> **Task directions**: Gather up the lines that contain "avons".
>> start Supplied material
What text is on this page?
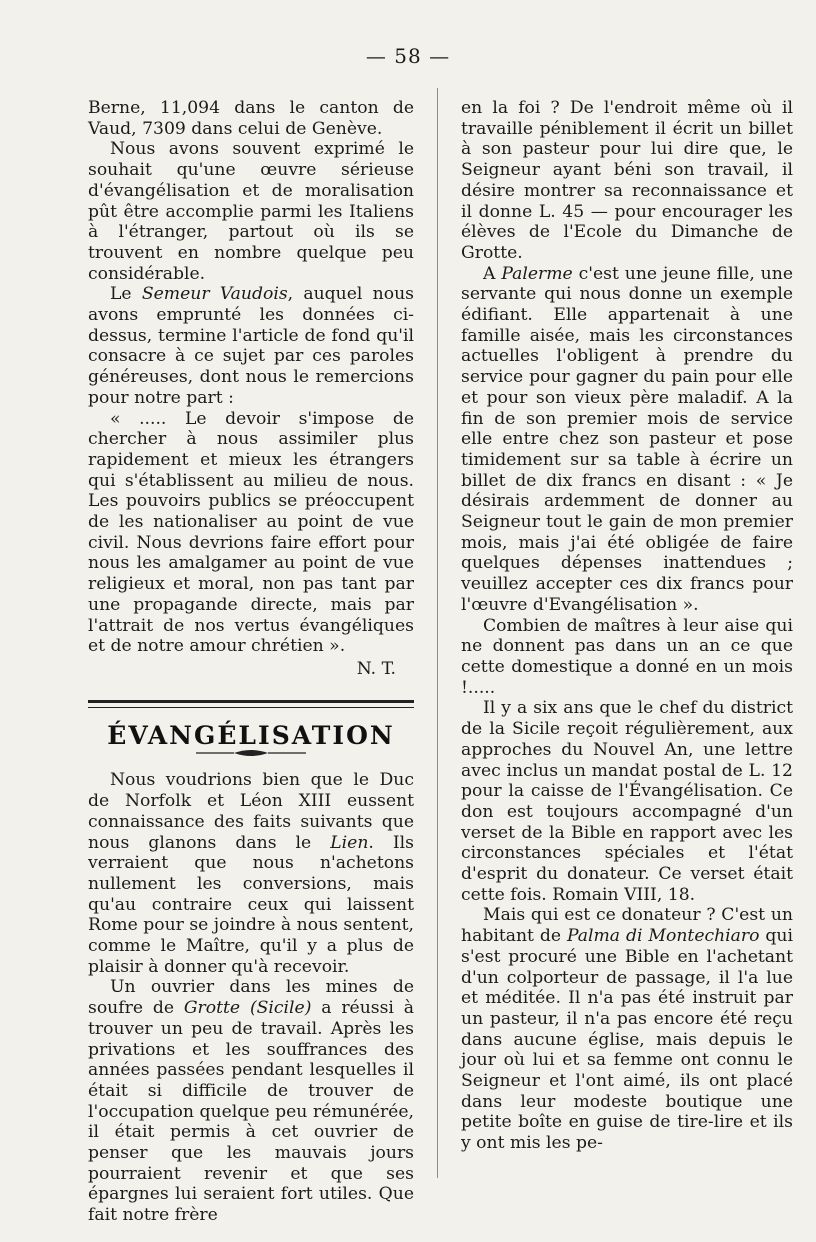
— 58 —

Berne, 11,094 dans le canton de Vaud, 7309 dans celui de Genève.

Nous avons souvent exprimé le souhait qu'une œuvre sérieuse d'évangélisation et de moralisation pût être accomplie parmi les Italiens à l'étranger, partout où ils se trouvent en nombre quelque peu considérable.

Le Semeur Vaudois, auquel nous avons emprunté les données ci-dessus, termine l'article de fond qu'il consacre à ce sujet par ces paroles généreuses, dont nous le remercions pour notre part :

« ..... Le devoir s'impose de chercher à nous assimiler plus rapidement et mieux les étrangers qui s'établissent au milieu de nous. Les pouvoirs publics se préoccupent de les nationaliser au point de vue civil. Nous devrions faire effort pour nous les amalgamer au point de vue religieux et moral, non pas tant par une propagande directe, mais par l'attrait de nos vertus évangéliques et de notre amour chrétien ».

N. T.

ÉVANGÉLISATION

Nous voudrions bien que le Duc de Norfolk et Léon XIII eussent connaissance des faits suivants que nous glanons dans le Lien. Ils verraient que nous n'achetons nullement les conversions, mais qu'au contraire ceux qui laissent Rome pour se joindre à nous sentent, comme le Maître, qu'il y a plus de plaisir à donner qu'à recevoir.

Un ouvrier dans les mines de soufre de Grotte (Sicile) a réussi à trouver un peu de travail. Après les privations et les souffrances des années passées pendant lesquelles il était si difficile de trouver de l'occupation quelque peu rémunérée, il était permis à cet ouvrier de penser que les mauvais jours pourraient revenir et que ses épargnes lui seraient fort utiles. Que fait notre frère

en la foi ? De l'endroit même où il travaille péniblement il écrit un billet à son pasteur pour lui dire que, le Seigneur ayant béni son travail, il désire montrer sa reconnaissance et il donne L. 45 — pour encourager les élèves de l'Ecole du Dimanche de Grotte.

A Palerme c'est une jeune fille, une servante qui nous donne un exemple édifiant. Elle appartenait à une famille aisée, mais les circonstances actuelles l'obligent à prendre du service pour gagner du pain pour elle et pour son vieux père maladif. A la fin de son premier mois de service elle entre chez son pasteur et pose timidement sur sa table à écrire un billet de dix francs en disant : « Je désirais ardemment de donner au Seigneur tout le gain de mon premier mois, mais j'ai été obligée de faire quelques dépenses inattendues ; veuillez accepter ces dix francs pour l'œuvre d'Evangélisation ».

Combien de maîtres à leur aise qui ne donnent pas dans un an ce que cette domestique a donné en un mois !.....

Il y a six ans que le chef du district de la Sicile reçoit régulièrement, aux approches du Nouvel An, une lettre avec inclus un mandat postal de L. 12 pour la caisse de l'Évangélisation. Ce don est toujours accompagné d'un verset de la Bible en rapport avec les circonstances spéciales et l'état d'esprit du donateur. Ce verset était cette fois. Romain VIII, 18.

Mais qui est ce donateur ? C'est un habitant de Palma di Montechiaro qui s'est procuré une Bible en l'achetant d'un colporteur de passage, il l'a lue et méditée. Il n'a pas été instruit par un pasteur, il n'a pas encore été reçu dans aucune église, mais depuis le jour où lui et sa femme ont connu le Seigneur et l'ont aimé, ils ont placé dans leur modeste boutique une petite boîte en guise de tire-lire et ils y ont mis les pe-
>> end Supplied material
> **Final answer**:
Nous avons souvent exprimé le souhait qu'une œuvre sérieuse d'évangélisation et de moralisation pût être accomplie parmi les Italiens à l'étranger, partout où ils se trouvent en nombre quelque peu considérable.
Le Semeur Vaudois, auquel nous avons emprunté les données ci-dessus, termine l'article de fond qu'il consacre à ce sujet par ces paroles généreuses, dont nous le remercions pour notre part :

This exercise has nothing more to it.